> [AIM OF THE TASK]:
Omit the pictures and output every entry below exactly as written.

*** EXERCISE INPUTS ***

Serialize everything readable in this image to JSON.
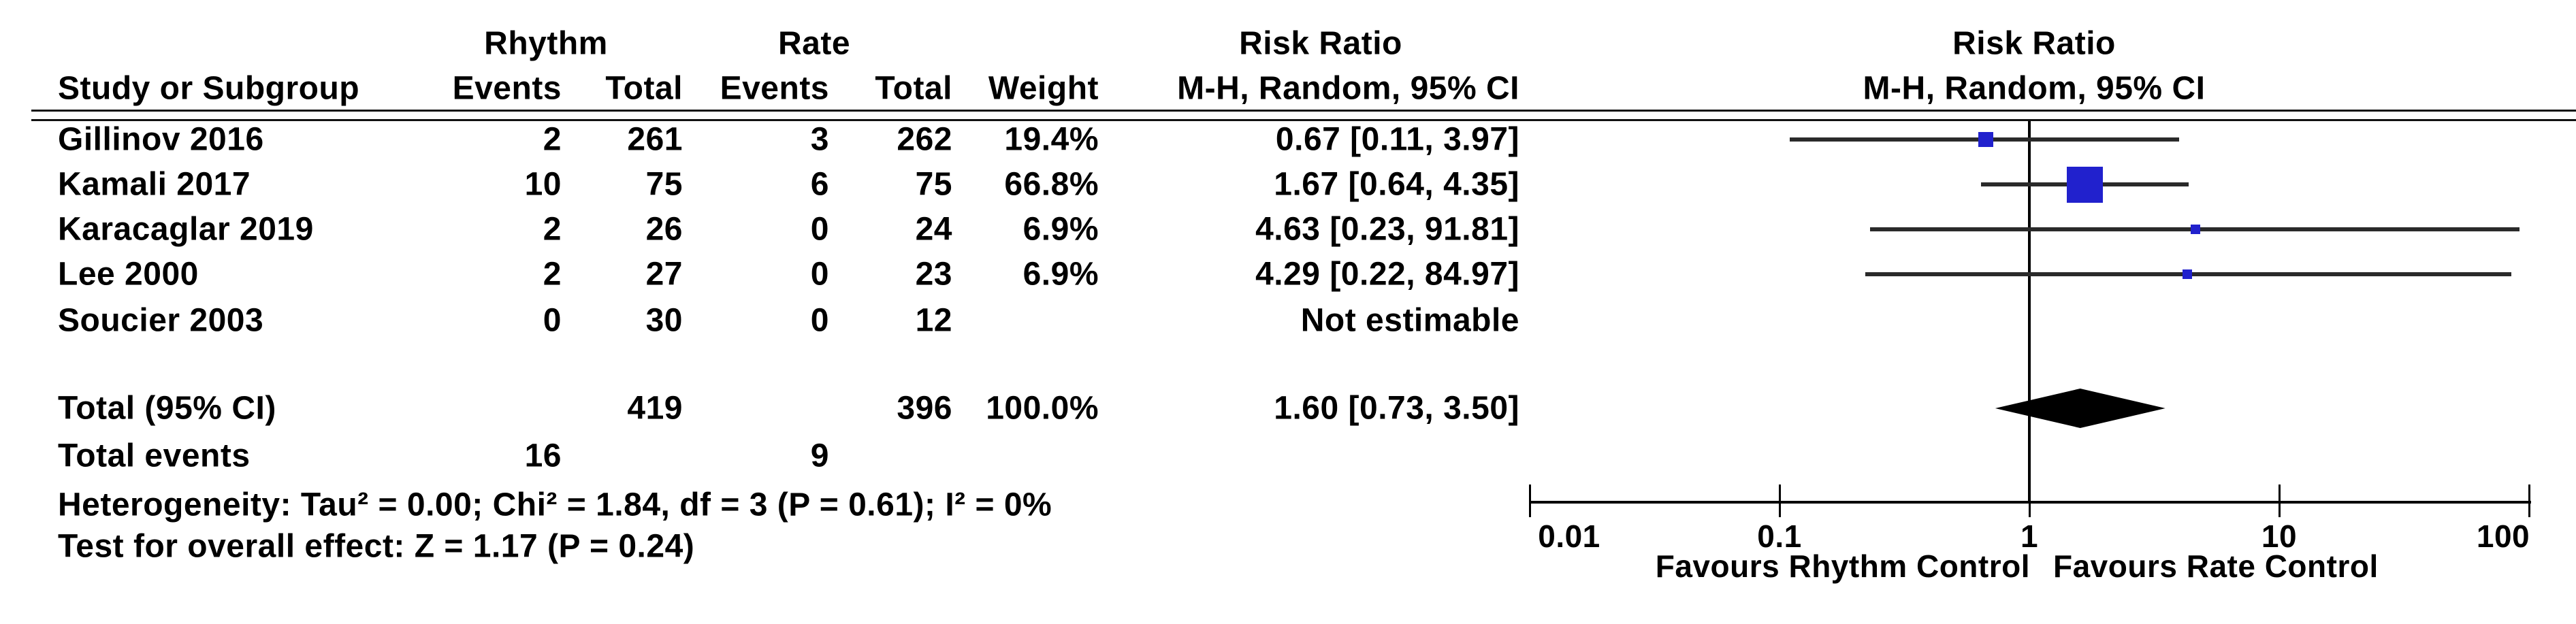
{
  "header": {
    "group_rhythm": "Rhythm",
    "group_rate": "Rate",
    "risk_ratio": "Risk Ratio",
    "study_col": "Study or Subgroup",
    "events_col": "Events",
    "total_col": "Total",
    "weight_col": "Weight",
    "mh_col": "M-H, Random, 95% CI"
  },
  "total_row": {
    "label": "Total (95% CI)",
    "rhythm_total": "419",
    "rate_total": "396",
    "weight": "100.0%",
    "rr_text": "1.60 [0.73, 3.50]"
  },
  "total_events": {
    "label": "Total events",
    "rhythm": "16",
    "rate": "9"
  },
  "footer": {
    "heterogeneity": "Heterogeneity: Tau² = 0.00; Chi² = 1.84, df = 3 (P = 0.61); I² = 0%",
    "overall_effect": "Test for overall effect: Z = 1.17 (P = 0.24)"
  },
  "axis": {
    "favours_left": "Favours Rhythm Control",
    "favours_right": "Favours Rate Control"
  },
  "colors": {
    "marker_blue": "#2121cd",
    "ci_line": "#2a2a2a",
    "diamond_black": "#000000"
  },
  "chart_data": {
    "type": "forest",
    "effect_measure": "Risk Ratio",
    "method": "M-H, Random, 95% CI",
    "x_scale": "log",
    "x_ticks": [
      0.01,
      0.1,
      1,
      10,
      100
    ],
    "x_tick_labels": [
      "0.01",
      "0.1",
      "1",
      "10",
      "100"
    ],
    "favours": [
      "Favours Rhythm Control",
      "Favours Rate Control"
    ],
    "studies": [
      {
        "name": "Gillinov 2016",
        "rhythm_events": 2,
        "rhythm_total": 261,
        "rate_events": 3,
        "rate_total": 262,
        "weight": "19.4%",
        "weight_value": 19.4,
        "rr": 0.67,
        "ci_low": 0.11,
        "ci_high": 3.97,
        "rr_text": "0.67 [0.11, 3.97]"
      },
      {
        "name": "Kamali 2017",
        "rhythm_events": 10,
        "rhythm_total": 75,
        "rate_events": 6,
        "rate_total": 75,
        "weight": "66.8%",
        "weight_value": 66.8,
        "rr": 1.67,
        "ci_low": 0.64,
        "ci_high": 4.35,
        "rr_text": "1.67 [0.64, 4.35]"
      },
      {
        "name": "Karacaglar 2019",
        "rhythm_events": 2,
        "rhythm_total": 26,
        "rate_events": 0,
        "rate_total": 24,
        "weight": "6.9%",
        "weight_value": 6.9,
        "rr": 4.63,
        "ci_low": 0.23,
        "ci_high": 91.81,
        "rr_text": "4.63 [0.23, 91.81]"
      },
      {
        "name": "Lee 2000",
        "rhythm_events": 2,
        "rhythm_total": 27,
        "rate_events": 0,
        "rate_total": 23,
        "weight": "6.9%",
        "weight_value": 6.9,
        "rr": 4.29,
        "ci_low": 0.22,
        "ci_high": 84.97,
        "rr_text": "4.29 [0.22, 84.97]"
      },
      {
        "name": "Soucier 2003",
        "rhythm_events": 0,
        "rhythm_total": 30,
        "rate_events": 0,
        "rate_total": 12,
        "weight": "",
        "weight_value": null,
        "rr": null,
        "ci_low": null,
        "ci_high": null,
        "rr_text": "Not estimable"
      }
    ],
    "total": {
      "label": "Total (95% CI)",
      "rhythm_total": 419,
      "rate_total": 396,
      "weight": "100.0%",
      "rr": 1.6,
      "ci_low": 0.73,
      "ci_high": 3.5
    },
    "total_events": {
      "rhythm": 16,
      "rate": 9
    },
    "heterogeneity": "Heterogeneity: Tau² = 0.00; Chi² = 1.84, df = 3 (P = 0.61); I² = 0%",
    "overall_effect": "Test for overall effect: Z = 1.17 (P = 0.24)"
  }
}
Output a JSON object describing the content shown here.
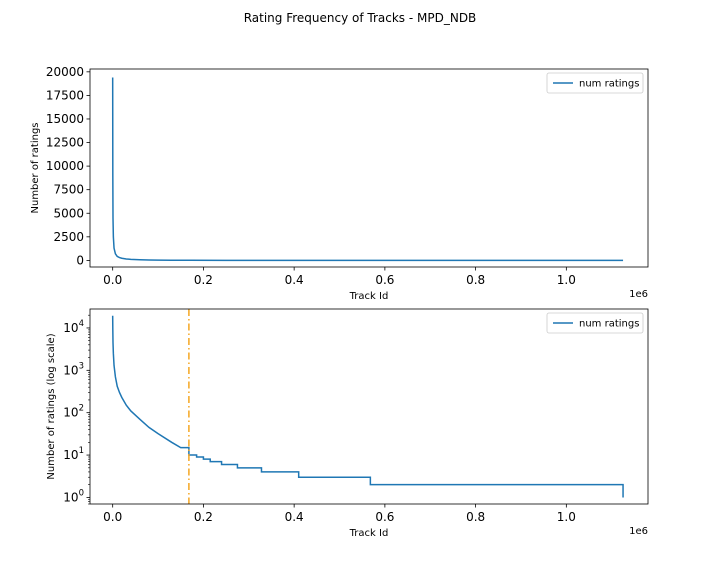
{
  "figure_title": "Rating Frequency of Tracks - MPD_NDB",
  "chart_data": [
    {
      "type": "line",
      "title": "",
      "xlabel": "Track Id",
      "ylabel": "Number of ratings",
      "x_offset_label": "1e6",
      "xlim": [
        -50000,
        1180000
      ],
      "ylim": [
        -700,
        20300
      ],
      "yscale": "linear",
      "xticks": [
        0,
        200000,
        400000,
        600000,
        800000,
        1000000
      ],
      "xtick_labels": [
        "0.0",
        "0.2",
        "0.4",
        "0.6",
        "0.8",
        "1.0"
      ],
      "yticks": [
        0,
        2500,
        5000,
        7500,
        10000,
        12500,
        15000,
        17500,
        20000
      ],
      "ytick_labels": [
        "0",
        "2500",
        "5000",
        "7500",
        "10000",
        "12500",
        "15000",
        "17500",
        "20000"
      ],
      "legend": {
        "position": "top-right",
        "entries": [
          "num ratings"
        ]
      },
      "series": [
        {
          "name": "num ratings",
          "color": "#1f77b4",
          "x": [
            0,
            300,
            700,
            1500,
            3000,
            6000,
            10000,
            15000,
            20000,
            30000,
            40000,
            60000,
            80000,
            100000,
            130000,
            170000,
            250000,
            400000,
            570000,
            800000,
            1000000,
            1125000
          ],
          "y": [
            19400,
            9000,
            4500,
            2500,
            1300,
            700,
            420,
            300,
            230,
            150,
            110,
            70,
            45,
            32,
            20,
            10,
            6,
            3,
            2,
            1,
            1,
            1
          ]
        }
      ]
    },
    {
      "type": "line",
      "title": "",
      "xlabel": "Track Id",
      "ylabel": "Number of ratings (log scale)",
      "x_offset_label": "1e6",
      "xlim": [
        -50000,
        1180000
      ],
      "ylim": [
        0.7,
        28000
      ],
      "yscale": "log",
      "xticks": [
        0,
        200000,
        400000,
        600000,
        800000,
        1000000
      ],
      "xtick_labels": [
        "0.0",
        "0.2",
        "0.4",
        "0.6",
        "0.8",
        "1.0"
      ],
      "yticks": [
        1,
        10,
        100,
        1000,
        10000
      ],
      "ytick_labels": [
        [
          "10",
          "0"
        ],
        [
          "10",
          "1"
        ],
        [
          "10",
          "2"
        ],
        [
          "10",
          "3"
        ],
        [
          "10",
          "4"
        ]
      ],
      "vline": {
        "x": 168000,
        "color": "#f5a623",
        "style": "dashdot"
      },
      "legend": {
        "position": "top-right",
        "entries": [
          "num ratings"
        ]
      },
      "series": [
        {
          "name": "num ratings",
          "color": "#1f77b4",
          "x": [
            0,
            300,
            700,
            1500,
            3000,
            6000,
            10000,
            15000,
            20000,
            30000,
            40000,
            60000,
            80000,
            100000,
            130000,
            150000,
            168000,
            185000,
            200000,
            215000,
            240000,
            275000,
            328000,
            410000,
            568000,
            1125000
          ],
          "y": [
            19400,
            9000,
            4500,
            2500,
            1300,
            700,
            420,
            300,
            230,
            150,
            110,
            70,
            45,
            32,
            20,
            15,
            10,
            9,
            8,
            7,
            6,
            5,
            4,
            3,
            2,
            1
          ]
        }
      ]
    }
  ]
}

***

> [RESULT OF THIS EXERCISE]:
Serialize everything readable in this image to JSON.
{
  "header": {
    "group_rhythm": "Rhythm",
    "group_rate": "Rate",
    "risk_ratio": "Risk Ratio",
    "study_col": "Study or Subgroup",
    "events_col": "Events",
    "total_col": "Total",
    "weight_col": "Weight",
    "mh_col": "M-H, Random, 95% CI"
  },
  "total_row": {
    "label": "Total (95% CI)",
    "rhythm_total": "419",
    "rate_total": "396",
    "weight": "100.0%",
    "rr_text": "1.60 [0.73, 3.50]"
  },
  "total_events": {
    "label": "Total events",
    "rhythm": "16",
    "rate": "9"
  },
  "footer": {
    "heterogeneity": "Heterogeneity: Tau² = 0.00; Chi² = 1.84, df = 3 (P = 0.61); I² = 0%",
    "overall_effect": "Test for overall effect: Z = 1.17 (P = 0.24)"
  },
  "axis": {
    "favours_left": "Favours Rhythm Control",
    "favours_right": "Favours Rate Control"
  },
  "colors": {
    "marker_blue": "#2121cd",
    "ci_line": "#2a2a2a",
    "diamond_black": "#000000"
  },
  "chart_data": {
    "type": "forest",
    "effect_measure": "Risk Ratio",
    "method": "M-H, Random, 95% CI",
    "x_scale": "log",
    "x_ticks": [
      0.01,
      0.1,
      1,
      10,
      100
    ],
    "x_tick_labels": [
      "0.01",
      "0.1",
      "1",
      "10",
      "100"
    ],
    "favours": [
      "Favours Rhythm Control",
      "Favours Rate Control"
    ],
    "studies": [
      {
        "name": "Gillinov 2016",
        "rhythm_events": 2,
        "rhythm_total": 261,
        "rate_events": 3,
        "rate_total": 262,
        "weight": "19.4%",
        "weight_value": 19.4,
        "rr": 0.67,
        "ci_low": 0.11,
        "ci_high": 3.97,
        "rr_text": "0.67 [0.11, 3.97]"
      },
      {
        "name": "Kamali 2017",
        "rhythm_events": 10,
        "rhythm_total": 75,
        "rate_events": 6,
        "rate_total": 75,
        "weight": "66.8%",
        "weight_value": 66.8,
        "rr": 1.67,
        "ci_low": 0.64,
        "ci_high": 4.35,
        "rr_text": "1.67 [0.64, 4.35]"
      },
      {
        "name": "Karacaglar 2019",
        "rhythm_events": 2,
        "rhythm_total": 26,
        "rate_events": 0,
        "rate_total": 24,
        "weight": "6.9%",
        "weight_value": 6.9,
        "rr": 4.63,
        "ci_low": 0.23,
        "ci_high": 91.81,
        "rr_text": "4.63 [0.23, 91.81]"
      },
      {
        "name": "Lee 2000",
        "rhythm_events": 2,
        "rhythm_total": 27,
        "rate_events": 0,
        "rate_total": 23,
        "weight": "6.9%",
        "weight_value": 6.9,
        "rr": 4.29,
        "ci_low": 0.22,
        "ci_high": 84.97,
        "rr_text": "4.29 [0.22, 84.97]"
      },
      {
        "name": "Soucier 2003",
        "rhythm_events": 0,
        "rhythm_total": 30,
        "rate_events": 0,
        "rate_total": 12,
        "weight": "",
        "weight_value": null,
        "rr": null,
        "ci_low": null,
        "ci_high": null,
        "rr_text": "Not estimable"
      }
    ],
    "total": {
      "label": "Total (95% CI)",
      "rhythm_total": 419,
      "rate_total": 396,
      "weight": "100.0%",
      "rr": 1.6,
      "ci_low": 0.73,
      "ci_high": 3.5
    },
    "total_events": {
      "rhythm": 16,
      "rate": 9
    },
    "heterogeneity": "Heterogeneity: Tau² = 0.00; Chi² = 1.84, df = 3 (P = 0.61); I² = 0%",
    "overall_effect": "Test for overall effect: Z = 1.17 (P = 0.24)"
  }
}
Output a JSON object describing the content shown here.
{
  "figure_title": "Rating Frequency of Tracks - MPD_NDB",
  "chart_data": [
    {
      "type": "line",
      "title": "",
      "xlabel": "Track Id",
      "ylabel": "Number of ratings",
      "x_offset_label": "1e6",
      "xlim": [
        -50000,
        1180000
      ],
      "ylim": [
        -700,
        20300
      ],
      "yscale": "linear",
      "xticks": [
        0,
        200000,
        400000,
        600000,
        800000,
        1000000
      ],
      "xtick_labels": [
        "0.0",
        "0.2",
        "0.4",
        "0.6",
        "0.8",
        "1.0"
      ],
      "yticks": [
        0,
        2500,
        5000,
        7500,
        10000,
        12500,
        15000,
        17500,
        20000
      ],
      "ytick_labels": [
        "0",
        "2500",
        "5000",
        "7500",
        "10000",
        "12500",
        "15000",
        "17500",
        "20000"
      ],
      "legend": {
        "position": "top-right",
        "entries": [
          "num ratings"
        ]
      },
      "series": [
        {
          "name": "num ratings",
          "color": "#1f77b4",
          "x": [
            0,
            300,
            700,
            1500,
            3000,
            6000,
            10000,
            15000,
            20000,
            30000,
            40000,
            60000,
            80000,
            100000,
            130000,
            170000,
            250000,
            400000,
            570000,
            800000,
            1000000,
            1125000
          ],
          "y": [
            19400,
            9000,
            4500,
            2500,
            1300,
            700,
            420,
            300,
            230,
            150,
            110,
            70,
            45,
            32,
            20,
            10,
            6,
            3,
            2,
            1,
            1,
            1
          ]
        }
      ]
    },
    {
      "type": "line",
      "title": "",
      "xlabel": "Track Id",
      "ylabel": "Number of ratings (log scale)",
      "x_offset_label": "1e6",
      "xlim": [
        -50000,
        1180000
      ],
      "ylim": [
        0.7,
        28000
      ],
      "yscale": "log",
      "xticks": [
        0,
        200000,
        400000,
        600000,
        800000,
        1000000
      ],
      "xtick_labels": [
        "0.0",
        "0.2",
        "0.4",
        "0.6",
        "0.8",
        "1.0"
      ],
      "yticks": [
        1,
        10,
        100,
        1000,
        10000
      ],
      "ytick_labels": [
        [
          "10",
          "0"
        ],
        [
          "10",
          "1"
        ],
        [
          "10",
          "2"
        ],
        [
          "10",
          "3"
        ],
        [
          "10",
          "4"
        ]
      ],
      "vline": {
        "x": 168000,
        "color": "#f5a623",
        "style": "dashdot"
      },
      "legend": {
        "position": "top-right",
        "entries": [
          "num ratings"
        ]
      },
      "series": [
        {
          "name": "num ratings",
          "color": "#1f77b4",
          "x": [
            0,
            300,
            700,
            1500,
            3000,
            6000,
            10000,
            15000,
            20000,
            30000,
            40000,
            60000,
            80000,
            100000,
            130000,
            150000,
            168000,
            185000,
            200000,
            215000,
            240000,
            275000,
            328000,
            410000,
            568000,
            1125000
          ],
          "y": [
            19400,
            9000,
            4500,
            2500,
            1300,
            700,
            420,
            300,
            230,
            150,
            110,
            70,
            45,
            32,
            20,
            15,
            10,
            9,
            8,
            7,
            6,
            5,
            4,
            3,
            2,
            1
          ]
        }
      ]
    }
  ]
}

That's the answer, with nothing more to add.